(REQUIRED WORK):
Wherever the word "header" appears in the entries, copy the whole line.
-- begin SOURCE DATA --
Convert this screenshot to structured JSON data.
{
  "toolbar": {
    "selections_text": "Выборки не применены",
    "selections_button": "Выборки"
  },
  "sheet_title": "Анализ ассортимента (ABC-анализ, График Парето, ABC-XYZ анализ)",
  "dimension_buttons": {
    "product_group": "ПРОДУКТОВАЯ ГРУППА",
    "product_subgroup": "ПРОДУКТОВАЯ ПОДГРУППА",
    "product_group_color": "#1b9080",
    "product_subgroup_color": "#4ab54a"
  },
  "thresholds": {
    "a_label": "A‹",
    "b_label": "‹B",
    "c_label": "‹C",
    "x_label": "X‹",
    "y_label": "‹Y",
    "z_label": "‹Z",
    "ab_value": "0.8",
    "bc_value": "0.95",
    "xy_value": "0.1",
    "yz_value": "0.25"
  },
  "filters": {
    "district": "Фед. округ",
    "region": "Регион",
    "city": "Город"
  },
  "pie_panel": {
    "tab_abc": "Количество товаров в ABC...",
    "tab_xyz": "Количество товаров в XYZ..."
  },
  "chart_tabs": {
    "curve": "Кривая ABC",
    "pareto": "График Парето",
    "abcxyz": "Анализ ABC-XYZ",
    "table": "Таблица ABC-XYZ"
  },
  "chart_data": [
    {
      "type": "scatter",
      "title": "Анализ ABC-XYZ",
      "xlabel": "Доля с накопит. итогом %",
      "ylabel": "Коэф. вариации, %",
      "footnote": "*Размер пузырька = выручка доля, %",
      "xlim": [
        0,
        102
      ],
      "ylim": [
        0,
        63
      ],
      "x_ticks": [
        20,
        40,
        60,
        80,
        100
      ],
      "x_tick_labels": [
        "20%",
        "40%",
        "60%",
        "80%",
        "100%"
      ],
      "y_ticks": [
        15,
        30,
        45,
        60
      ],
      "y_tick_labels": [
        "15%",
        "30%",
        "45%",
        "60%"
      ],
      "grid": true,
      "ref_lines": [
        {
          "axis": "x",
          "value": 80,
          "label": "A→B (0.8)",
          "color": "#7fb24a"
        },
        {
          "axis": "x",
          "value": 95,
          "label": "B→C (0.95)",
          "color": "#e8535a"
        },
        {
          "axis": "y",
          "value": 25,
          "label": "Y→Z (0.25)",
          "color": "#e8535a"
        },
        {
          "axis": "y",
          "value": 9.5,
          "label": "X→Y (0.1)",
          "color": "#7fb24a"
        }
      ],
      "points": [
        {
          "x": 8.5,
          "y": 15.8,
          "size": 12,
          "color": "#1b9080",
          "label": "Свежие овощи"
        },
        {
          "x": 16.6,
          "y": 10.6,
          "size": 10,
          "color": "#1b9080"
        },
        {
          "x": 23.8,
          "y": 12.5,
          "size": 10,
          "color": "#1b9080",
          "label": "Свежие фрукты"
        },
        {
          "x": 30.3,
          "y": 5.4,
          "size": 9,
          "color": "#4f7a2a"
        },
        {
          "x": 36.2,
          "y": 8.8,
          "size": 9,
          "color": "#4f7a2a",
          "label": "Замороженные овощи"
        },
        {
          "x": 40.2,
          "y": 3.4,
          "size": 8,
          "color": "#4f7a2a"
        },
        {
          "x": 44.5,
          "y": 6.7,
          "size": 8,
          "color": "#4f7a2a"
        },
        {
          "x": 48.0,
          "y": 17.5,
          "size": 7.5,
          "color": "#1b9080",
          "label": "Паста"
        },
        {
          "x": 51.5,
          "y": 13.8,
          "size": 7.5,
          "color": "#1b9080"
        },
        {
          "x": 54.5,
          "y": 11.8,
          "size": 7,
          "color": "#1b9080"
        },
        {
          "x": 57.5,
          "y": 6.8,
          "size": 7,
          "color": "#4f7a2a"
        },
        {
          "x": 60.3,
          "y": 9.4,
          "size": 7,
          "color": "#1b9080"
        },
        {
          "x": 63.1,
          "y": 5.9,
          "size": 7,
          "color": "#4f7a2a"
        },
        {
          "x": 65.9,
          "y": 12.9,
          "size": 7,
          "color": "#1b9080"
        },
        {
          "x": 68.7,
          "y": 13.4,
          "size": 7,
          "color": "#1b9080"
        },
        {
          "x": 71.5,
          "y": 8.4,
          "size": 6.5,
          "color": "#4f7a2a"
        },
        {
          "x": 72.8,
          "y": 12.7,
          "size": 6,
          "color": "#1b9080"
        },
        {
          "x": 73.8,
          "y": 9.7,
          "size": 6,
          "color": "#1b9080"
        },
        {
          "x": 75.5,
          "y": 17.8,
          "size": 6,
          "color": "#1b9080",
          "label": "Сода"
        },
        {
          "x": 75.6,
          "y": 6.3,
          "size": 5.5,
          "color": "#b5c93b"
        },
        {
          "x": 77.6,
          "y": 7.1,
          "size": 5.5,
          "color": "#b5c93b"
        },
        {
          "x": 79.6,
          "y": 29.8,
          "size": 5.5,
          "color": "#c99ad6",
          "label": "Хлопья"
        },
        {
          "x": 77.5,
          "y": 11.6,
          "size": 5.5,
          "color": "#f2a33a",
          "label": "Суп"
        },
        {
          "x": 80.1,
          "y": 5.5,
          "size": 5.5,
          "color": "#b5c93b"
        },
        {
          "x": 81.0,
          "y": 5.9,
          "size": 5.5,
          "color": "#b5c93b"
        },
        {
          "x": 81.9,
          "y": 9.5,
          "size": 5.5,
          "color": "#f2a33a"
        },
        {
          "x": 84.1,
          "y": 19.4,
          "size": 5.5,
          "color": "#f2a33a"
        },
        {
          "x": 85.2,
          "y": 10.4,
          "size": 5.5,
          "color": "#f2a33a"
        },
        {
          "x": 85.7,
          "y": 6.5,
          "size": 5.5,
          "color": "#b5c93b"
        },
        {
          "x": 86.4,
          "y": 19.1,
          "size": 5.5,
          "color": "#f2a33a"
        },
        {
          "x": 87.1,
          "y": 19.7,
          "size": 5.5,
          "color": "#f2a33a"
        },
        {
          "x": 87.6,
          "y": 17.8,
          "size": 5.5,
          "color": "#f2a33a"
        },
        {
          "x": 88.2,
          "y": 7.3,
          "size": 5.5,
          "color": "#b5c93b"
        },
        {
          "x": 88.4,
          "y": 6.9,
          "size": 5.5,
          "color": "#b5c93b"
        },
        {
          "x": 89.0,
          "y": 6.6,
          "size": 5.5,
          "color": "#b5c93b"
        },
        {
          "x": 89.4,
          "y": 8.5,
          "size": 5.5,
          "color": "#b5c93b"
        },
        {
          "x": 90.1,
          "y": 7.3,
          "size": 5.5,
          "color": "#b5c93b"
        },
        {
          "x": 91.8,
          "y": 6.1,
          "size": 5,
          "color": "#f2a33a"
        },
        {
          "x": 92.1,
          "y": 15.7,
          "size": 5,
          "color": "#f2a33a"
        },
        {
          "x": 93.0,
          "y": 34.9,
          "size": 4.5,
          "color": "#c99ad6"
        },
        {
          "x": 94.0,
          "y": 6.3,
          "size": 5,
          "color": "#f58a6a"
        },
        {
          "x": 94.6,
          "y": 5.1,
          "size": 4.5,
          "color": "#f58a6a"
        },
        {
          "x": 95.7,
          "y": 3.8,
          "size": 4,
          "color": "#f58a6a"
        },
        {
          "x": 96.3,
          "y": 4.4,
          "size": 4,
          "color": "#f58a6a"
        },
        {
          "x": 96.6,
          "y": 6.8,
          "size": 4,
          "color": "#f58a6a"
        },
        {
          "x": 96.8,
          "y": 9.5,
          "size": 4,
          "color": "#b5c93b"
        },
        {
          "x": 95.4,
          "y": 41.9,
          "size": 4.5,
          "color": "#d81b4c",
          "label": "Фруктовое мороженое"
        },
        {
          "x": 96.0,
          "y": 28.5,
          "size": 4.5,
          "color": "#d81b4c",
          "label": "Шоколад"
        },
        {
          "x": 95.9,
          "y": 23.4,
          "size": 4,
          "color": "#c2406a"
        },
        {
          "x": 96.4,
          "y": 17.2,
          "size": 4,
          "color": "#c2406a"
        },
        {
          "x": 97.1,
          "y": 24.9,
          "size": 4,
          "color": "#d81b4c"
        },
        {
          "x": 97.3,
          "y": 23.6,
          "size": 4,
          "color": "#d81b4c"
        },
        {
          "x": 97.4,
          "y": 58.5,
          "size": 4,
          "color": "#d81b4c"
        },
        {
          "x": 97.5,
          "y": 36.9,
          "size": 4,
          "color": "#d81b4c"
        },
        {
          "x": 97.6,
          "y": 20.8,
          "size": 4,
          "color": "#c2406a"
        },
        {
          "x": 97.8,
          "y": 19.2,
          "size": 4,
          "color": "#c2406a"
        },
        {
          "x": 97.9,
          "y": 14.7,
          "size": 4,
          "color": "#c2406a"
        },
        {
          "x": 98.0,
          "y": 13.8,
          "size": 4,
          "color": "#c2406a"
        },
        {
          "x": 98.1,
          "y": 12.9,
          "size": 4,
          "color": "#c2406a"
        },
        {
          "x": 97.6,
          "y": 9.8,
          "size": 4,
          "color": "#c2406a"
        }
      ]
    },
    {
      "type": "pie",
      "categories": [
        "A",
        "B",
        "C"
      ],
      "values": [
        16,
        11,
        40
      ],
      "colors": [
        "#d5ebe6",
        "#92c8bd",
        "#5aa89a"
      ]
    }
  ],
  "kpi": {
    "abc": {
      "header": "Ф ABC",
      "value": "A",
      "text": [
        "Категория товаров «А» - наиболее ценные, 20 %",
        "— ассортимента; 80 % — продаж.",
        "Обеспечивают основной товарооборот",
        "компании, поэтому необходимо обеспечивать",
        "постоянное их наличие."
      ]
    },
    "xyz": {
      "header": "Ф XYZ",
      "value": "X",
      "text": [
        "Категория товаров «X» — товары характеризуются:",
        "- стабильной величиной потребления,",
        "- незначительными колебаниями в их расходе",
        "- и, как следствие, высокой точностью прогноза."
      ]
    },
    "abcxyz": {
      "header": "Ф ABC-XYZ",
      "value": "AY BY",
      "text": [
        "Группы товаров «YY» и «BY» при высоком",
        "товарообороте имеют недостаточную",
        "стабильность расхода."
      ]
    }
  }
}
-- end SOURCE DATA --
(WRITTEN RESPONSE):
      "header": "Ф ABC",
      "header": "Ф XYZ",
      "header": "Ф ABC-XYZ",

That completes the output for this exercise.